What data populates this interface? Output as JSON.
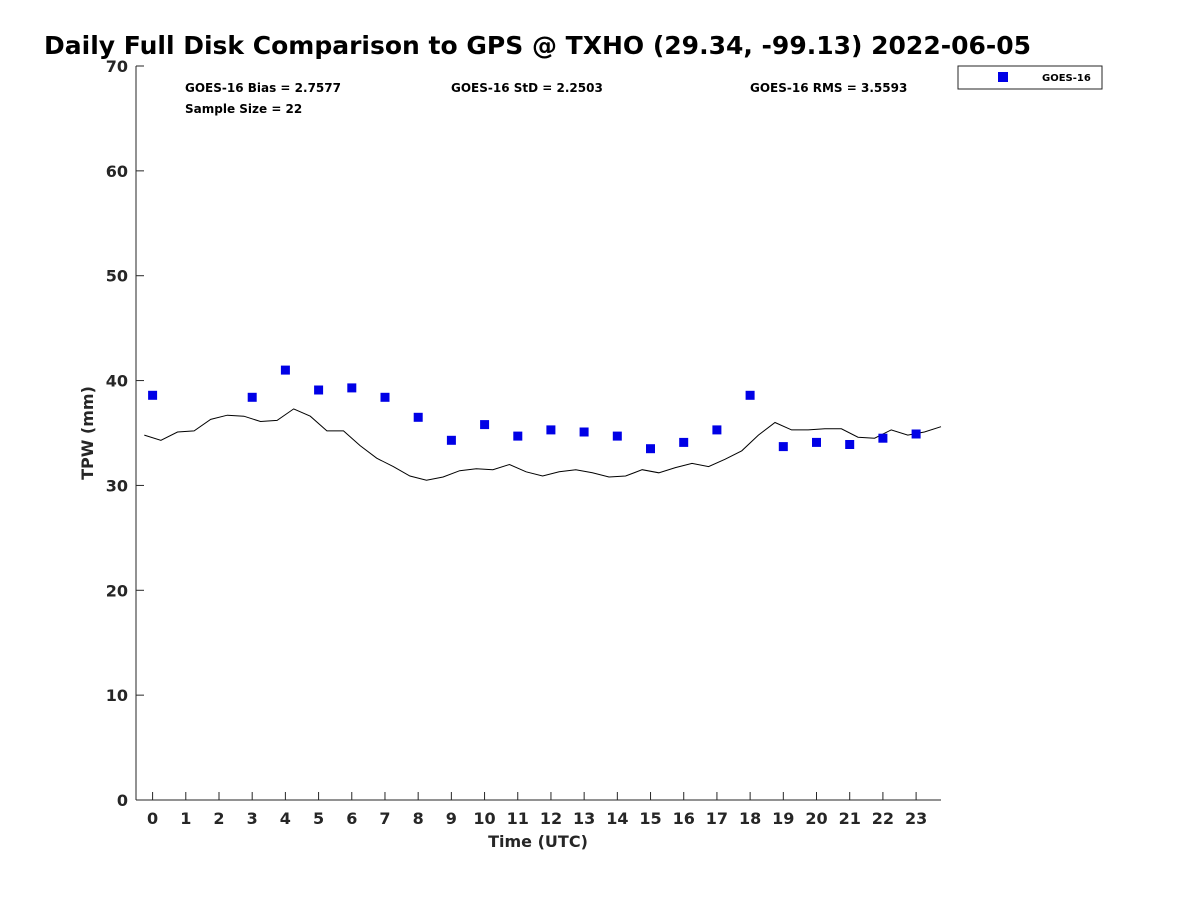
{
  "chart_data": {
    "type": "scatter",
    "title": "Daily Full Disk Comparison to GPS @ TXHO (29.34, -99.13) 2022-06-05",
    "xlabel": "Time (UTC)",
    "ylabel": "TPW (mm)",
    "xlim": [
      -0.5,
      23.75
    ],
    "ylim": [
      0,
      70
    ],
    "x_ticks": [
      0,
      1,
      2,
      3,
      4,
      5,
      6,
      7,
      8,
      9,
      10,
      11,
      12,
      13,
      14,
      15,
      16,
      17,
      18,
      19,
      20,
      21,
      22,
      23
    ],
    "y_ticks": [
      0,
      10,
      20,
      30,
      40,
      50,
      60,
      70
    ],
    "grid": false,
    "legend_position": "top-right",
    "stats": {
      "bias": "GOES-16 Bias = 2.7577",
      "std": "GOES-16 StD = 2.2503",
      "rms": "GOES-16 RMS = 3.5593",
      "sample": "Sample Size = 22"
    },
    "series": [
      {
        "name": "GOES-16",
        "kind": "scatter",
        "marker": "square",
        "color": "#0000e6",
        "x": [
          0,
          3,
          4,
          5,
          6,
          7,
          8,
          9,
          10,
          11,
          12,
          13,
          14,
          15,
          16,
          17,
          18,
          19,
          20,
          21,
          22,
          23
        ],
        "y": [
          38.6,
          38.4,
          41.0,
          39.1,
          39.3,
          38.4,
          36.5,
          34.3,
          35.8,
          34.7,
          35.3,
          35.1,
          34.7,
          33.5,
          34.1,
          35.3,
          38.6,
          33.7,
          34.1,
          33.9,
          34.5,
          34.9
        ]
      },
      {
        "kind": "line",
        "color": "#000000",
        "x": [
          -0.25,
          0.25,
          0.75,
          1.25,
          1.75,
          2.25,
          2.75,
          3.25,
          3.75,
          4.25,
          4.75,
          5.25,
          5.75,
          6.25,
          6.75,
          7.25,
          7.75,
          8.25,
          8.75,
          9.25,
          9.75,
          10.25,
          10.75,
          11.25,
          11.75,
          12.25,
          12.75,
          13.25,
          13.75,
          14.25,
          14.75,
          15.25,
          15.75,
          16.25,
          16.75,
          17.25,
          17.75,
          18.25,
          18.75,
          19.25,
          19.75,
          20.25,
          20.75,
          21.25,
          21.75,
          22.25,
          22.75,
          23.25,
          23.75
        ],
        "y": [
          34.8,
          34.3,
          35.1,
          35.2,
          36.3,
          36.7,
          36.6,
          36.1,
          36.2,
          37.3,
          36.6,
          35.2,
          35.2,
          33.8,
          32.6,
          31.8,
          30.9,
          30.5,
          30.8,
          31.4,
          31.6,
          31.5,
          32.0,
          31.3,
          30.9,
          31.3,
          31.5,
          31.2,
          30.8,
          30.9,
          31.5,
          31.2,
          31.7,
          32.1,
          31.8,
          32.5,
          33.3,
          34.8,
          36.0,
          35.3,
          35.3,
          35.4,
          35.4,
          34.6,
          34.5,
          35.3,
          34.8,
          35.1,
          35.6
        ]
      }
    ]
  }
}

▬▬▬▬▬▬

Reproduce the data word for word, excluding its pictures.

§ **Exercise output**:
What data populates this interface? Output as JSON.
{
  "chart_data": {
    "type": "scatter",
    "title": "Daily Full Disk Comparison to GPS @ TXHO (29.34, -99.13) 2022-06-05",
    "xlabel": "Time (UTC)",
    "ylabel": "TPW (mm)",
    "xlim": [
      -0.5,
      23.75
    ],
    "ylim": [
      0,
      70
    ],
    "x_ticks": [
      0,
      1,
      2,
      3,
      4,
      5,
      6,
      7,
      8,
      9,
      10,
      11,
      12,
      13,
      14,
      15,
      16,
      17,
      18,
      19,
      20,
      21,
      22,
      23
    ],
    "y_ticks": [
      0,
      10,
      20,
      30,
      40,
      50,
      60,
      70
    ],
    "grid": false,
    "legend_position": "top-right",
    "stats": {
      "bias": "GOES-16 Bias = 2.7577",
      "std": "GOES-16 StD = 2.2503",
      "rms": "GOES-16 RMS = 3.5593",
      "sample": "Sample Size = 22"
    },
    "series": [
      {
        "name": "GOES-16",
        "kind": "scatter",
        "marker": "square",
        "color": "#0000e6",
        "x": [
          0,
          3,
          4,
          5,
          6,
          7,
          8,
          9,
          10,
          11,
          12,
          13,
          14,
          15,
          16,
          17,
          18,
          19,
          20,
          21,
          22,
          23
        ],
        "y": [
          38.6,
          38.4,
          41.0,
          39.1,
          39.3,
          38.4,
          36.5,
          34.3,
          35.8,
          34.7,
          35.3,
          35.1,
          34.7,
          33.5,
          34.1,
          35.3,
          38.6,
          33.7,
          34.1,
          33.9,
          34.5,
          34.9
        ]
      },
      {
        "kind": "line",
        "color": "#000000",
        "x": [
          -0.25,
          0.25,
          0.75,
          1.25,
          1.75,
          2.25,
          2.75,
          3.25,
          3.75,
          4.25,
          4.75,
          5.25,
          5.75,
          6.25,
          6.75,
          7.25,
          7.75,
          8.25,
          8.75,
          9.25,
          9.75,
          10.25,
          10.75,
          11.25,
          11.75,
          12.25,
          12.75,
          13.25,
          13.75,
          14.25,
          14.75,
          15.25,
          15.75,
          16.25,
          16.75,
          17.25,
          17.75,
          18.25,
          18.75,
          19.25,
          19.75,
          20.25,
          20.75,
          21.25,
          21.75,
          22.25,
          22.75,
          23.25,
          23.75
        ],
        "y": [
          34.8,
          34.3,
          35.1,
          35.2,
          36.3,
          36.7,
          36.6,
          36.1,
          36.2,
          37.3,
          36.6,
          35.2,
          35.2,
          33.8,
          32.6,
          31.8,
          30.9,
          30.5,
          30.8,
          31.4,
          31.6,
          31.5,
          32.0,
          31.3,
          30.9,
          31.3,
          31.5,
          31.2,
          30.8,
          30.9,
          31.5,
          31.2,
          31.7,
          32.1,
          31.8,
          32.5,
          33.3,
          34.8,
          36.0,
          35.3,
          35.3,
          35.4,
          35.4,
          34.6,
          34.5,
          35.3,
          34.8,
          35.1,
          35.6
        ]
      }
    ]
  }
}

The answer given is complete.